» WHAT YOU SHOULD DO:
Find the word "logo" in the material below and gather every line that contains it.
-- Begin EXCERPTED DATA --
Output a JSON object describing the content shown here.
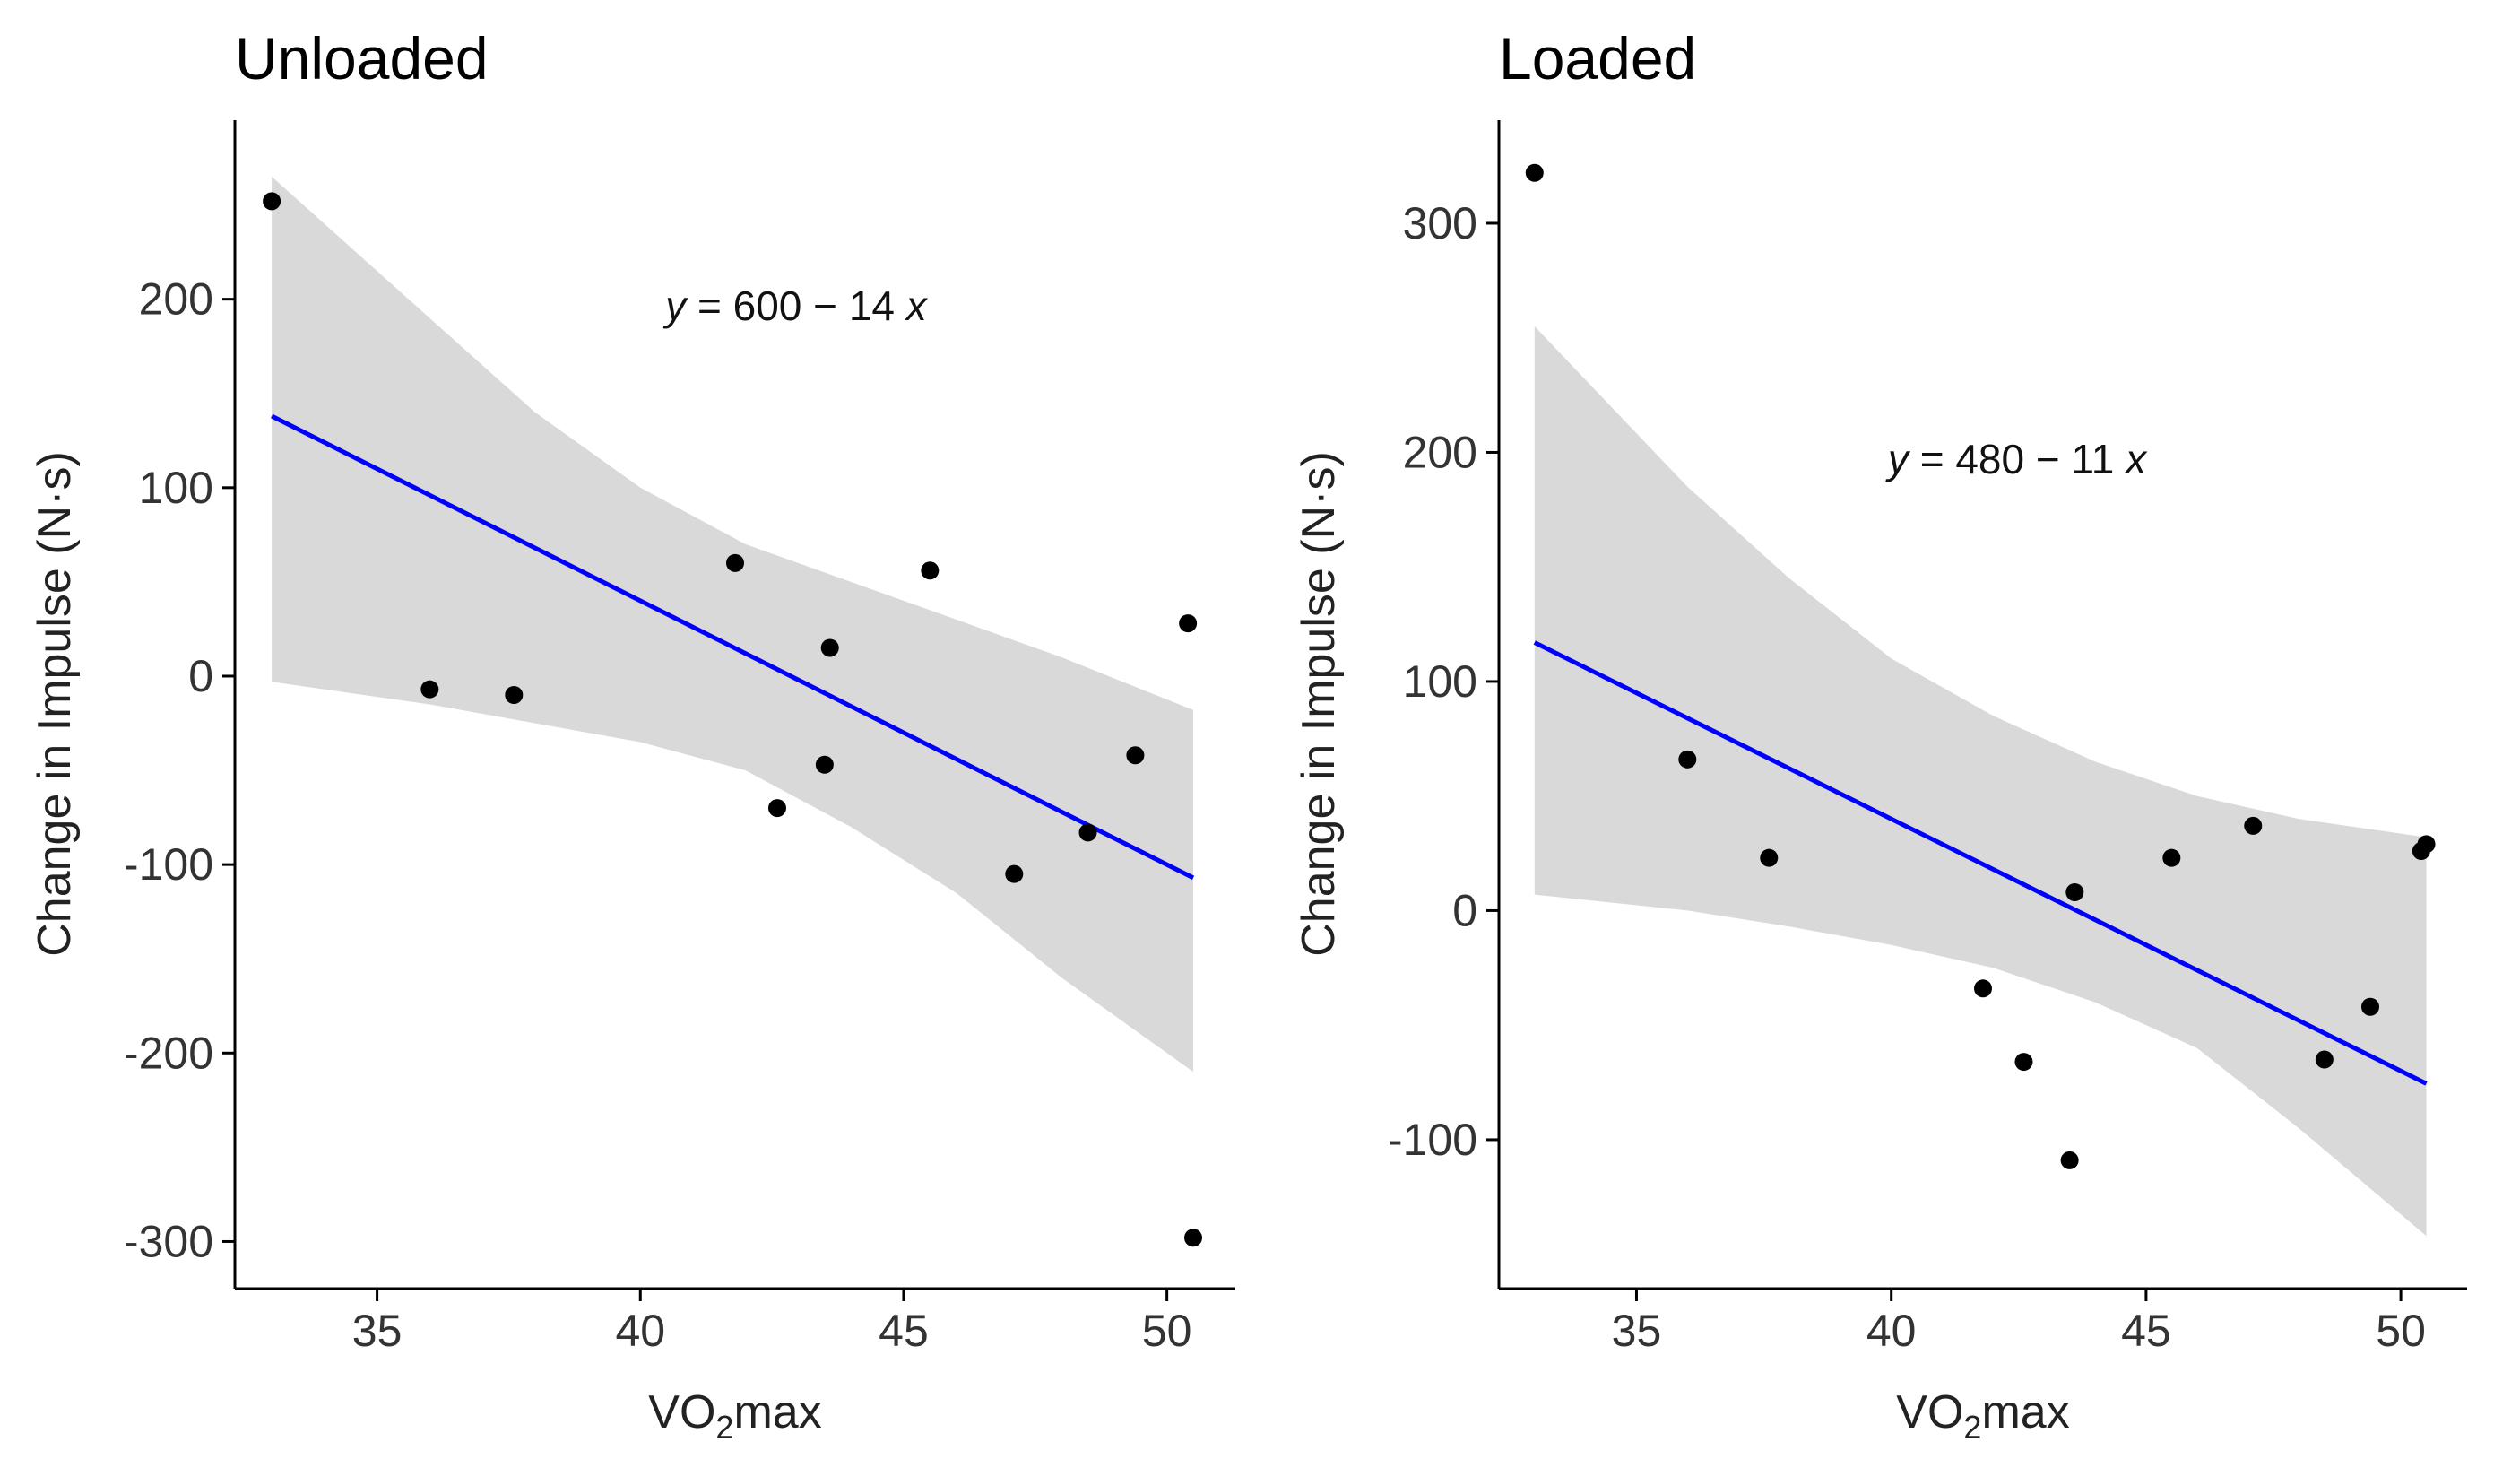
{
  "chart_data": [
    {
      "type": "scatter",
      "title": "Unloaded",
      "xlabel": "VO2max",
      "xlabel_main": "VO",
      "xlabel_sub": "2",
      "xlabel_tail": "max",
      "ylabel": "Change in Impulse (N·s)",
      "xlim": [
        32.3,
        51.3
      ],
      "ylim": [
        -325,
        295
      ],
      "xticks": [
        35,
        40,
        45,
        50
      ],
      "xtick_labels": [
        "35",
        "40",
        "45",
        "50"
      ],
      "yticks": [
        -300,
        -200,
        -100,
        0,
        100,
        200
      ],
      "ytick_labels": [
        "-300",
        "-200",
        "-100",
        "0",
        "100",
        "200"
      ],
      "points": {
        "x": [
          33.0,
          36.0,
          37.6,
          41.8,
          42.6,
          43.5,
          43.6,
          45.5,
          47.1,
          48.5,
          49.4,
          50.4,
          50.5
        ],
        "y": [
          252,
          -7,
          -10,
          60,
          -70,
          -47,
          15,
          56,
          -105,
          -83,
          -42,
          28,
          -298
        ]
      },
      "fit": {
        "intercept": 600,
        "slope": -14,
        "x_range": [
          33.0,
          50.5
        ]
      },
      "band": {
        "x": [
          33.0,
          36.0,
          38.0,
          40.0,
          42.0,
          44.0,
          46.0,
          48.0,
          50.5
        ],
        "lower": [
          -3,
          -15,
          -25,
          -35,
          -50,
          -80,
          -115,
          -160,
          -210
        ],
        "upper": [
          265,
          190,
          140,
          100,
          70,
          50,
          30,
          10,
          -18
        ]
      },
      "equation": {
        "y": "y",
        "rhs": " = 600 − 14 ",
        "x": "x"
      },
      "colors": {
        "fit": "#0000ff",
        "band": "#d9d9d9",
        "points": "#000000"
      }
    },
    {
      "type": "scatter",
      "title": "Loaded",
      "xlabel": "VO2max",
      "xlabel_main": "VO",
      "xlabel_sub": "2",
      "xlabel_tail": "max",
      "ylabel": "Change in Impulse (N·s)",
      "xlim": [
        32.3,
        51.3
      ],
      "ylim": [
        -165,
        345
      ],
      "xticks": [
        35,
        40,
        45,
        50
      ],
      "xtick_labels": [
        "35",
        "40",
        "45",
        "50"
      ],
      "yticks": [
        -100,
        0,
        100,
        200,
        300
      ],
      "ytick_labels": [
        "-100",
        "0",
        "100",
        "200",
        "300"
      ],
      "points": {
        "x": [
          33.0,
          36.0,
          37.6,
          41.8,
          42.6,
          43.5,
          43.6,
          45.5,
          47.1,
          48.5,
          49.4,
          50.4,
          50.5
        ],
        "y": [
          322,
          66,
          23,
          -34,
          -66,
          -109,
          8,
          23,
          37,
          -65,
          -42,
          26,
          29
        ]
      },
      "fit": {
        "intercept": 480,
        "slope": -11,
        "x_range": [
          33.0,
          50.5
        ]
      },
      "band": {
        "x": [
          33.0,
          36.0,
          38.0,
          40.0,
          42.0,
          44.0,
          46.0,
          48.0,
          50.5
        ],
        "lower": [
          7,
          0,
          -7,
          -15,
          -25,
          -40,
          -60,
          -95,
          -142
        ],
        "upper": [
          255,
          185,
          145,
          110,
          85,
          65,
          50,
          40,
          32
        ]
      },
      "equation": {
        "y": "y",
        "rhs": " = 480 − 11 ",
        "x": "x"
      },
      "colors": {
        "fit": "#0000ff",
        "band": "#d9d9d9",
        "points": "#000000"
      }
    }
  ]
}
-- End EXCERPTED DATA --
-- Begin EXCERPTED DATA --
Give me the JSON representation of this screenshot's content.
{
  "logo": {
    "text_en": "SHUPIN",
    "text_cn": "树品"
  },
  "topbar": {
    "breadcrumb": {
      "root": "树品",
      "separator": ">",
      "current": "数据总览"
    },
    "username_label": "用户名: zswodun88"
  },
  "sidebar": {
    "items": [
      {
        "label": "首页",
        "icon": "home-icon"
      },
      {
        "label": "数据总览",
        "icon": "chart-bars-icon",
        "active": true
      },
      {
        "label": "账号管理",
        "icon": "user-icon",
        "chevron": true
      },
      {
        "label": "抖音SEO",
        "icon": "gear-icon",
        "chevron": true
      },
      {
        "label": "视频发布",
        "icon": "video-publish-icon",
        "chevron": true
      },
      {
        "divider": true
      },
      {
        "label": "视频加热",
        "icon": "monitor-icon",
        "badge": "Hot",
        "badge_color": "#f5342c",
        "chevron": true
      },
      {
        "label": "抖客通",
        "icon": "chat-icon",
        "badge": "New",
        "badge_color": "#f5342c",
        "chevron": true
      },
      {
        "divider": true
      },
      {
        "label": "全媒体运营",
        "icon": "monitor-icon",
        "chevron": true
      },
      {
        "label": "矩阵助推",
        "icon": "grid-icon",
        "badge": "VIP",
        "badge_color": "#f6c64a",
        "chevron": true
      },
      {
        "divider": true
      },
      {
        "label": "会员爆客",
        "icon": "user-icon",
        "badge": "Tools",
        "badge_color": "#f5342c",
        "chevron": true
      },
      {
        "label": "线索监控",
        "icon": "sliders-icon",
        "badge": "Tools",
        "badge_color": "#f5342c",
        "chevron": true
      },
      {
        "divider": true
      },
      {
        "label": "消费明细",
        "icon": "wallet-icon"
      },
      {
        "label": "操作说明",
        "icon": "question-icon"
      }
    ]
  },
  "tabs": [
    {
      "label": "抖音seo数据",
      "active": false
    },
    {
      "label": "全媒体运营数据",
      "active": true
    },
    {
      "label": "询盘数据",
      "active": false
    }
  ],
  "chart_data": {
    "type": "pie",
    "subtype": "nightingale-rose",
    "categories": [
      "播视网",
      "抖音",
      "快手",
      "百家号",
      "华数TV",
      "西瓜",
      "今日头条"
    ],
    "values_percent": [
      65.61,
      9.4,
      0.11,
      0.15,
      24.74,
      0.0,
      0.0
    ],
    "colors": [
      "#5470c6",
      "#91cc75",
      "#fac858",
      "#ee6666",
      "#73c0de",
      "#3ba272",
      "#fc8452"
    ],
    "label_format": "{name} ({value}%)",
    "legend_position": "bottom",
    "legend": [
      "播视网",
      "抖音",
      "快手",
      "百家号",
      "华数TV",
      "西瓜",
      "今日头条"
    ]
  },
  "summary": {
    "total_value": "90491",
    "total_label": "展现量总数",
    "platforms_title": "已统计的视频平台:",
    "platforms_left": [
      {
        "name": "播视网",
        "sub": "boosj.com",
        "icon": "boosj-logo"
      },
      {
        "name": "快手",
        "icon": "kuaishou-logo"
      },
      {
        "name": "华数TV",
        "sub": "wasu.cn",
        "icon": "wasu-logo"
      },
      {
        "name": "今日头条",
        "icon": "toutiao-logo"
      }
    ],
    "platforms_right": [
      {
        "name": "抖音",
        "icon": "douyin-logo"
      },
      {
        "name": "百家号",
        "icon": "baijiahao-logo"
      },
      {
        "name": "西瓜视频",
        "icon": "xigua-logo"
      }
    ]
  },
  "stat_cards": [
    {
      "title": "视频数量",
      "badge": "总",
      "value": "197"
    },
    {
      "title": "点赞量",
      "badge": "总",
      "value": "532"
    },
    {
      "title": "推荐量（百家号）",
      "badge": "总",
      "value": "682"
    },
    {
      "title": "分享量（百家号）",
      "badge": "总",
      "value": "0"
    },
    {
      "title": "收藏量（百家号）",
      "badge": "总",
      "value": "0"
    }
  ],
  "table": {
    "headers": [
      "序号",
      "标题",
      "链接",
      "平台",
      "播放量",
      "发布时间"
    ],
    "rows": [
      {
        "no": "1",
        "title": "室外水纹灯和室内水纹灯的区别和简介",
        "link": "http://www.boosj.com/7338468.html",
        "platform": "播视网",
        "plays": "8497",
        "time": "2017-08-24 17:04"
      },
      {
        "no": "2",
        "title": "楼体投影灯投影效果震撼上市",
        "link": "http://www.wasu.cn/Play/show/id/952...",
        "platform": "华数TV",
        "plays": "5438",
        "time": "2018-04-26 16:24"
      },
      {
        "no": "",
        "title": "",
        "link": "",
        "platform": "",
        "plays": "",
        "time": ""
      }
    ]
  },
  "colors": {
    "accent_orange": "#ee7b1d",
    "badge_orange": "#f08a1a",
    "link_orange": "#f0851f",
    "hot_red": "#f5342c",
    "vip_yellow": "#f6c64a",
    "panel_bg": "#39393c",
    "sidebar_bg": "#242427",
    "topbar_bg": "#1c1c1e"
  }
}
-- End EXCERPTED DATA --
» EXERCISE SOLUTION:
  "logo": {
        "icon": "boosj-logo"
        "icon": "kuaishou-logo"
        "icon": "wasu-logo"
        "icon": "toutiao-logo"
        "icon": "douyin-logo"
        "icon": "baijiahao-logo"
        "icon": "xigua-logo"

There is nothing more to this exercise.